Your goal: Faithfully return all lines, omitting every embedded picture.

Dataset rows:
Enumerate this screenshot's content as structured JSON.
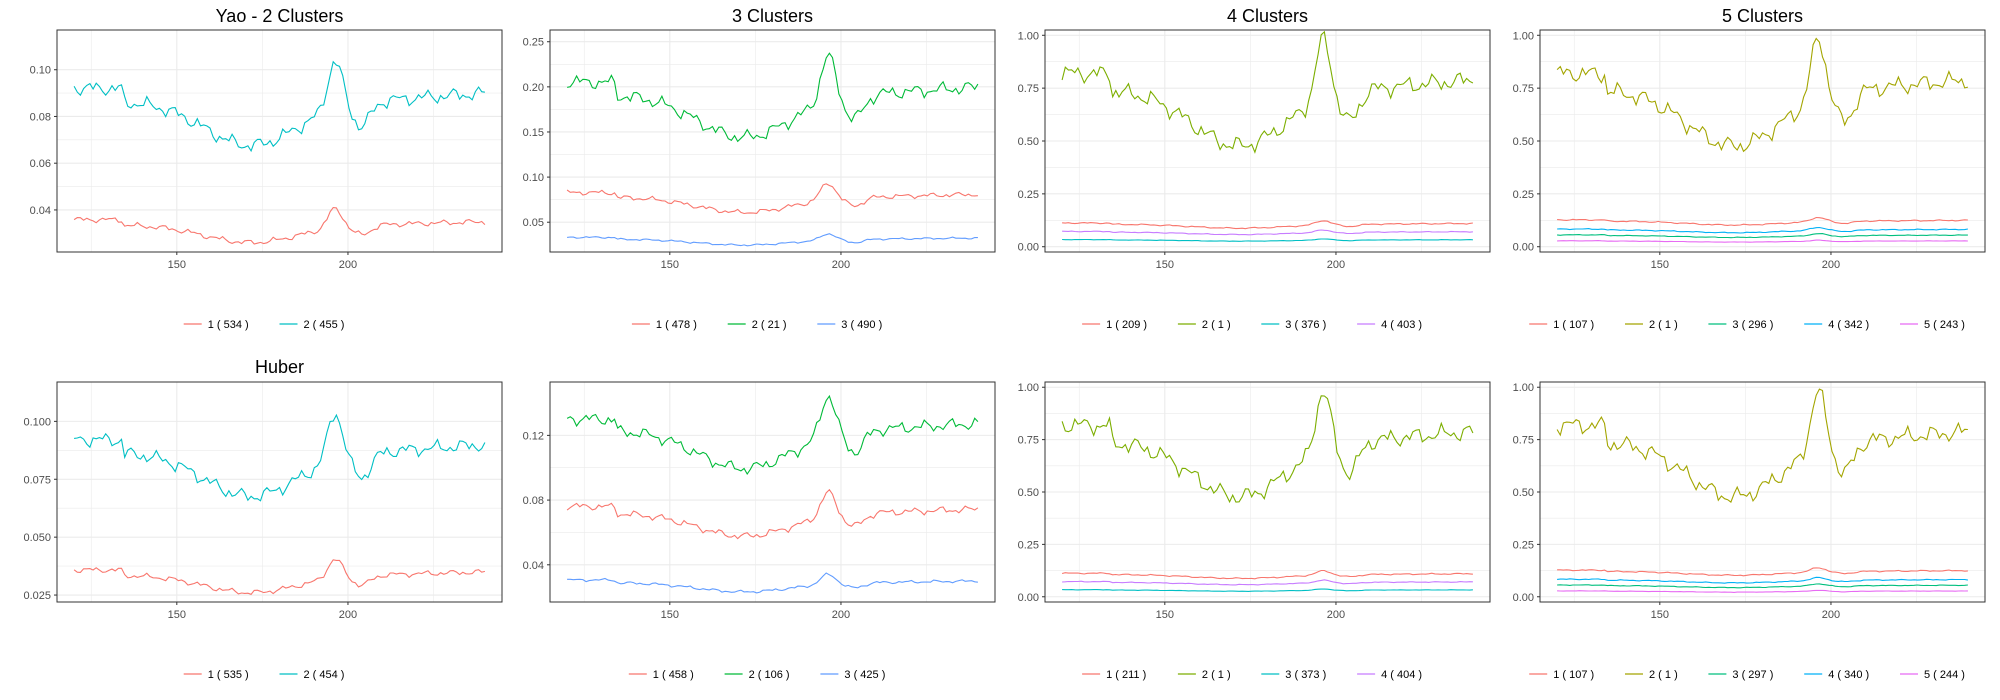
{
  "figure": {
    "colors": {
      "gridline": "#ebebeb",
      "frame": "#333333",
      "ticktext": "#4d4d4d"
    }
  },
  "chart_data": [
    {
      "type": "line",
      "title": "Yao - 2 Clusters",
      "ylim": [
        0.022,
        0.117
      ],
      "yticks": [
        0.04,
        0.06,
        0.08,
        0.1
      ],
      "yticklabels": [
        "0.04",
        "0.06",
        "0.08",
        "0.10"
      ],
      "xlim": [
        115,
        245
      ],
      "xticks": [
        150,
        200
      ],
      "xticklabels": [
        "150",
        "200"
      ],
      "grid": true,
      "legend_position": "bottom",
      "series": [
        {
          "name": "1 ( 534 )",
          "color": "#F8766D",
          "level": 0.031,
          "amp": 0.008
        },
        {
          "name": "2 ( 455 )",
          "color": "#00BFC4",
          "level": 0.08,
          "amp": 0.02
        }
      ]
    },
    {
      "type": "line",
      "title": "3 Clusters",
      "ylim": [
        0.017,
        0.263
      ],
      "yticks": [
        0.05,
        0.1,
        0.15,
        0.2,
        0.25
      ],
      "yticklabels": [
        "0.05",
        "0.10",
        "0.15",
        "0.20",
        "0.25"
      ],
      "xlim": [
        115,
        245
      ],
      "xticks": [
        150,
        200
      ],
      "xticklabels": [
        "150",
        "200"
      ],
      "grid": true,
      "legend_position": "bottom",
      "series": [
        {
          "name": "1 ( 478 )",
          "color": "#F8766D",
          "level": 0.072,
          "amp": 0.018
        },
        {
          "name": "2 ( 21 )",
          "color": "#00BA38",
          "level": 0.175,
          "amp": 0.05
        },
        {
          "name": "3 ( 490 )",
          "color": "#619CFF",
          "level": 0.029,
          "amp": 0.007
        }
      ]
    },
    {
      "type": "line",
      "title": "4 Clusters",
      "ylim": [
        -0.025,
        1.025
      ],
      "yticks": [
        0.0,
        0.25,
        0.5,
        0.75,
        1.0
      ],
      "yticklabels": [
        "0.00",
        "0.25",
        "0.50",
        "0.75",
        "1.00"
      ],
      "xlim": [
        115,
        245
      ],
      "xticks": [
        150,
        200
      ],
      "xticklabels": [
        "150",
        "200"
      ],
      "grid": true,
      "legend_position": "bottom",
      "series": [
        {
          "name": "1 ( 209 )",
          "color": "#F8766D",
          "level": 0.1,
          "amp": 0.02
        },
        {
          "name": "2 ( 1 )",
          "color": "#7CAE00",
          "level": 0.65,
          "amp": 0.28
        },
        {
          "name": "3 ( 376 )",
          "color": "#00BFC4",
          "level": 0.03,
          "amp": 0.006
        },
        {
          "name": "4 ( 403 )",
          "color": "#C77CFF",
          "level": 0.065,
          "amp": 0.012
        }
      ]
    },
    {
      "type": "line",
      "title": "5 Clusters",
      "ylim": [
        -0.025,
        1.025
      ],
      "yticks": [
        0.0,
        0.25,
        0.5,
        0.75,
        1.0
      ],
      "yticklabels": [
        "0.00",
        "0.25",
        "0.50",
        "0.75",
        "1.00"
      ],
      "xlim": [
        115,
        245
      ],
      "xticks": [
        150,
        200
      ],
      "xticklabels": [
        "150",
        "200"
      ],
      "grid": true,
      "legend_position": "bottom",
      "series": [
        {
          "name": "1 ( 107 )",
          "color": "#F8766D",
          "level": 0.115,
          "amp": 0.02
        },
        {
          "name": "2 ( 1 )",
          "color": "#A3A500",
          "level": 0.65,
          "amp": 0.28
        },
        {
          "name": "3 ( 296 )",
          "color": "#00BF7D",
          "level": 0.05,
          "amp": 0.01
        },
        {
          "name": "4 ( 342 )",
          "color": "#00B0F6",
          "level": 0.075,
          "amp": 0.014
        },
        {
          "name": "5 ( 243 )",
          "color": "#E76BF3",
          "level": 0.025,
          "amp": 0.005
        }
      ]
    },
    {
      "type": "line",
      "title": "Huber",
      "ylim": [
        0.022,
        0.117
      ],
      "yticks": [
        0.025,
        0.05,
        0.075,
        0.1
      ],
      "yticklabels": [
        "0.025",
        "0.050",
        "0.075",
        "0.100"
      ],
      "xlim": [
        115,
        245
      ],
      "xticks": [
        150,
        200
      ],
      "xticklabels": [
        "150",
        "200"
      ],
      "grid": true,
      "legend_position": "bottom",
      "series": [
        {
          "name": "1 ( 535 )",
          "color": "#F8766D",
          "level": 0.031,
          "amp": 0.008
        },
        {
          "name": "2 ( 454 )",
          "color": "#00BFC4",
          "level": 0.08,
          "amp": 0.02
        }
      ]
    },
    {
      "type": "line",
      "title": "",
      "ylim": [
        0.017,
        0.153
      ],
      "yticks": [
        0.04,
        0.08,
        0.12
      ],
      "yticklabels": [
        "0.04",
        "0.08",
        "0.12"
      ],
      "xlim": [
        115,
        245
      ],
      "xticks": [
        150,
        200
      ],
      "xticklabels": [
        "150",
        "200"
      ],
      "grid": true,
      "legend_position": "bottom",
      "series": [
        {
          "name": "1 ( 458 )",
          "color": "#F8766D",
          "level": 0.067,
          "amp": 0.015
        },
        {
          "name": "2 ( 106 )",
          "color": "#00BA38",
          "level": 0.115,
          "amp": 0.025
        },
        {
          "name": "3 ( 425 )",
          "color": "#619CFF",
          "level": 0.027,
          "amp": 0.006
        }
      ]
    },
    {
      "type": "line",
      "title": "",
      "ylim": [
        -0.025,
        1.025
      ],
      "yticks": [
        0.0,
        0.25,
        0.5,
        0.75,
        1.0
      ],
      "yticklabels": [
        "0.00",
        "0.25",
        "0.50",
        "0.75",
        "1.00"
      ],
      "xlim": [
        115,
        245
      ],
      "xticks": [
        150,
        200
      ],
      "xticklabels": [
        "150",
        "200"
      ],
      "grid": true,
      "legend_position": "bottom",
      "series": [
        {
          "name": "1 ( 211 )",
          "color": "#F8766D",
          "level": 0.1,
          "amp": 0.02
        },
        {
          "name": "2 ( 1 )",
          "color": "#7CAE00",
          "level": 0.65,
          "amp": 0.28
        },
        {
          "name": "3 ( 373 )",
          "color": "#00BFC4",
          "level": 0.03,
          "amp": 0.006
        },
        {
          "name": "4 ( 404 )",
          "color": "#C77CFF",
          "level": 0.065,
          "amp": 0.012
        }
      ]
    },
    {
      "type": "line",
      "title": "",
      "ylim": [
        -0.025,
        1.025
      ],
      "yticks": [
        0.0,
        0.25,
        0.5,
        0.75,
        1.0
      ],
      "yticklabels": [
        "0.00",
        "0.25",
        "0.50",
        "0.75",
        "1.00"
      ],
      "xlim": [
        115,
        245
      ],
      "xticks": [
        150,
        200
      ],
      "xticklabels": [
        "150",
        "200"
      ],
      "grid": true,
      "legend_position": "bottom",
      "series": [
        {
          "name": "1 ( 107 )",
          "color": "#F8766D",
          "level": 0.115,
          "amp": 0.02
        },
        {
          "name": "2 ( 1 )",
          "color": "#A3A500",
          "level": 0.65,
          "amp": 0.28
        },
        {
          "name": "3 ( 297 )",
          "color": "#00BF7D",
          "level": 0.05,
          "amp": 0.01
        },
        {
          "name": "4 ( 340 )",
          "color": "#00B0F6",
          "level": 0.075,
          "amp": 0.014
        },
        {
          "name": "5 ( 244 )",
          "color": "#E76BF3",
          "level": 0.025,
          "amp": 0.005
        }
      ]
    }
  ]
}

Solution to the exercise:
Enumerate this screenshot's content as structured JSON.
{
  "figure": {
    "colors": {
      "gridline": "#ebebeb",
      "frame": "#333333",
      "ticktext": "#4d4d4d"
    }
  },
  "chart_data": [
    {
      "type": "line",
      "title": "Yao - 2 Clusters",
      "ylim": [
        0.022,
        0.117
      ],
      "yticks": [
        0.04,
        0.06,
        0.08,
        0.1
      ],
      "yticklabels": [
        "0.04",
        "0.06",
        "0.08",
        "0.10"
      ],
      "xlim": [
        115,
        245
      ],
      "xticks": [
        150,
        200
      ],
      "xticklabels": [
        "150",
        "200"
      ],
      "grid": true,
      "legend_position": "bottom",
      "series": [
        {
          "name": "1 ( 534 )",
          "color": "#F8766D",
          "level": 0.031,
          "amp": 0.008
        },
        {
          "name": "2 ( 455 )",
          "color": "#00BFC4",
          "level": 0.08,
          "amp": 0.02
        }
      ]
    },
    {
      "type": "line",
      "title": "3 Clusters",
      "ylim": [
        0.017,
        0.263
      ],
      "yticks": [
        0.05,
        0.1,
        0.15,
        0.2,
        0.25
      ],
      "yticklabels": [
        "0.05",
        "0.10",
        "0.15",
        "0.20",
        "0.25"
      ],
      "xlim": [
        115,
        245
      ],
      "xticks": [
        150,
        200
      ],
      "xticklabels": [
        "150",
        "200"
      ],
      "grid": true,
      "legend_position": "bottom",
      "series": [
        {
          "name": "1 ( 478 )",
          "color": "#F8766D",
          "level": 0.072,
          "amp": 0.018
        },
        {
          "name": "2 ( 21 )",
          "color": "#00BA38",
          "level": 0.175,
          "amp": 0.05
        },
        {
          "name": "3 ( 490 )",
          "color": "#619CFF",
          "level": 0.029,
          "amp": 0.007
        }
      ]
    },
    {
      "type": "line",
      "title": "4 Clusters",
      "ylim": [
        -0.025,
        1.025
      ],
      "yticks": [
        0.0,
        0.25,
        0.5,
        0.75,
        1.0
      ],
      "yticklabels": [
        "0.00",
        "0.25",
        "0.50",
        "0.75",
        "1.00"
      ],
      "xlim": [
        115,
        245
      ],
      "xticks": [
        150,
        200
      ],
      "xticklabels": [
        "150",
        "200"
      ],
      "grid": true,
      "legend_position": "bottom",
      "series": [
        {
          "name": "1 ( 209 )",
          "color": "#F8766D",
          "level": 0.1,
          "amp": 0.02
        },
        {
          "name": "2 ( 1 )",
          "color": "#7CAE00",
          "level": 0.65,
          "amp": 0.28
        },
        {
          "name": "3 ( 376 )",
          "color": "#00BFC4",
          "level": 0.03,
          "amp": 0.006
        },
        {
          "name": "4 ( 403 )",
          "color": "#C77CFF",
          "level": 0.065,
          "amp": 0.012
        }
      ]
    },
    {
      "type": "line",
      "title": "5 Clusters",
      "ylim": [
        -0.025,
        1.025
      ],
      "yticks": [
        0.0,
        0.25,
        0.5,
        0.75,
        1.0
      ],
      "yticklabels": [
        "0.00",
        "0.25",
        "0.50",
        "0.75",
        "1.00"
      ],
      "xlim": [
        115,
        245
      ],
      "xticks": [
        150,
        200
      ],
      "xticklabels": [
        "150",
        "200"
      ],
      "grid": true,
      "legend_position": "bottom",
      "series": [
        {
          "name": "1 ( 107 )",
          "color": "#F8766D",
          "level": 0.115,
          "amp": 0.02
        },
        {
          "name": "2 ( 1 )",
          "color": "#A3A500",
          "level": 0.65,
          "amp": 0.28
        },
        {
          "name": "3 ( 296 )",
          "color": "#00BF7D",
          "level": 0.05,
          "amp": 0.01
        },
        {
          "name": "4 ( 342 )",
          "color": "#00B0F6",
          "level": 0.075,
          "amp": 0.014
        },
        {
          "name": "5 ( 243 )",
          "color": "#E76BF3",
          "level": 0.025,
          "amp": 0.005
        }
      ]
    },
    {
      "type": "line",
      "title": "Huber",
      "ylim": [
        0.022,
        0.117
      ],
      "yticks": [
        0.025,
        0.05,
        0.075,
        0.1
      ],
      "yticklabels": [
        "0.025",
        "0.050",
        "0.075",
        "0.100"
      ],
      "xlim": [
        115,
        245
      ],
      "xticks": [
        150,
        200
      ],
      "xticklabels": [
        "150",
        "200"
      ],
      "grid": true,
      "legend_position": "bottom",
      "series": [
        {
          "name": "1 ( 535 )",
          "color": "#F8766D",
          "level": 0.031,
          "amp": 0.008
        },
        {
          "name": "2 ( 454 )",
          "color": "#00BFC4",
          "level": 0.08,
          "amp": 0.02
        }
      ]
    },
    {
      "type": "line",
      "title": "",
      "ylim": [
        0.017,
        0.153
      ],
      "yticks": [
        0.04,
        0.08,
        0.12
      ],
      "yticklabels": [
        "0.04",
        "0.08",
        "0.12"
      ],
      "xlim": [
        115,
        245
      ],
      "xticks": [
        150,
        200
      ],
      "xticklabels": [
        "150",
        "200"
      ],
      "grid": true,
      "legend_position": "bottom",
      "series": [
        {
          "name": "1 ( 458 )",
          "color": "#F8766D",
          "level": 0.067,
          "amp": 0.015
        },
        {
          "name": "2 ( 106 )",
          "color": "#00BA38",
          "level": 0.115,
          "amp": 0.025
        },
        {
          "name": "3 ( 425 )",
          "color": "#619CFF",
          "level": 0.027,
          "amp": 0.006
        }
      ]
    },
    {
      "type": "line",
      "title": "",
      "ylim": [
        -0.025,
        1.025
      ],
      "yticks": [
        0.0,
        0.25,
        0.5,
        0.75,
        1.0
      ],
      "yticklabels": [
        "0.00",
        "0.25",
        "0.50",
        "0.75",
        "1.00"
      ],
      "xlim": [
        115,
        245
      ],
      "xticks": [
        150,
        200
      ],
      "xticklabels": [
        "150",
        "200"
      ],
      "grid": true,
      "legend_position": "bottom",
      "series": [
        {
          "name": "1 ( 211 )",
          "color": "#F8766D",
          "level": 0.1,
          "amp": 0.02
        },
        {
          "name": "2 ( 1 )",
          "color": "#7CAE00",
          "level": 0.65,
          "amp": 0.28
        },
        {
          "name": "3 ( 373 )",
          "color": "#00BFC4",
          "level": 0.03,
          "amp": 0.006
        },
        {
          "name": "4 ( 404 )",
          "color": "#C77CFF",
          "level": 0.065,
          "amp": 0.012
        }
      ]
    },
    {
      "type": "line",
      "title": "",
      "ylim": [
        -0.025,
        1.025
      ],
      "yticks": [
        0.0,
        0.25,
        0.5,
        0.75,
        1.0
      ],
      "yticklabels": [
        "0.00",
        "0.25",
        "0.50",
        "0.75",
        "1.00"
      ],
      "xlim": [
        115,
        245
      ],
      "xticks": [
        150,
        200
      ],
      "xticklabels": [
        "150",
        "200"
      ],
      "grid": true,
      "legend_position": "bottom",
      "series": [
        {
          "name": "1 ( 107 )",
          "color": "#F8766D",
          "level": 0.115,
          "amp": 0.02
        },
        {
          "name": "2 ( 1 )",
          "color": "#A3A500",
          "level": 0.65,
          "amp": 0.28
        },
        {
          "name": "3 ( 297 )",
          "color": "#00BF7D",
          "level": 0.05,
          "amp": 0.01
        },
        {
          "name": "4 ( 340 )",
          "color": "#00B0F6",
          "level": 0.075,
          "amp": 0.014
        },
        {
          "name": "5 ( 244 )",
          "color": "#E76BF3",
          "level": 0.025,
          "amp": 0.005
        }
      ]
    }
  ]
}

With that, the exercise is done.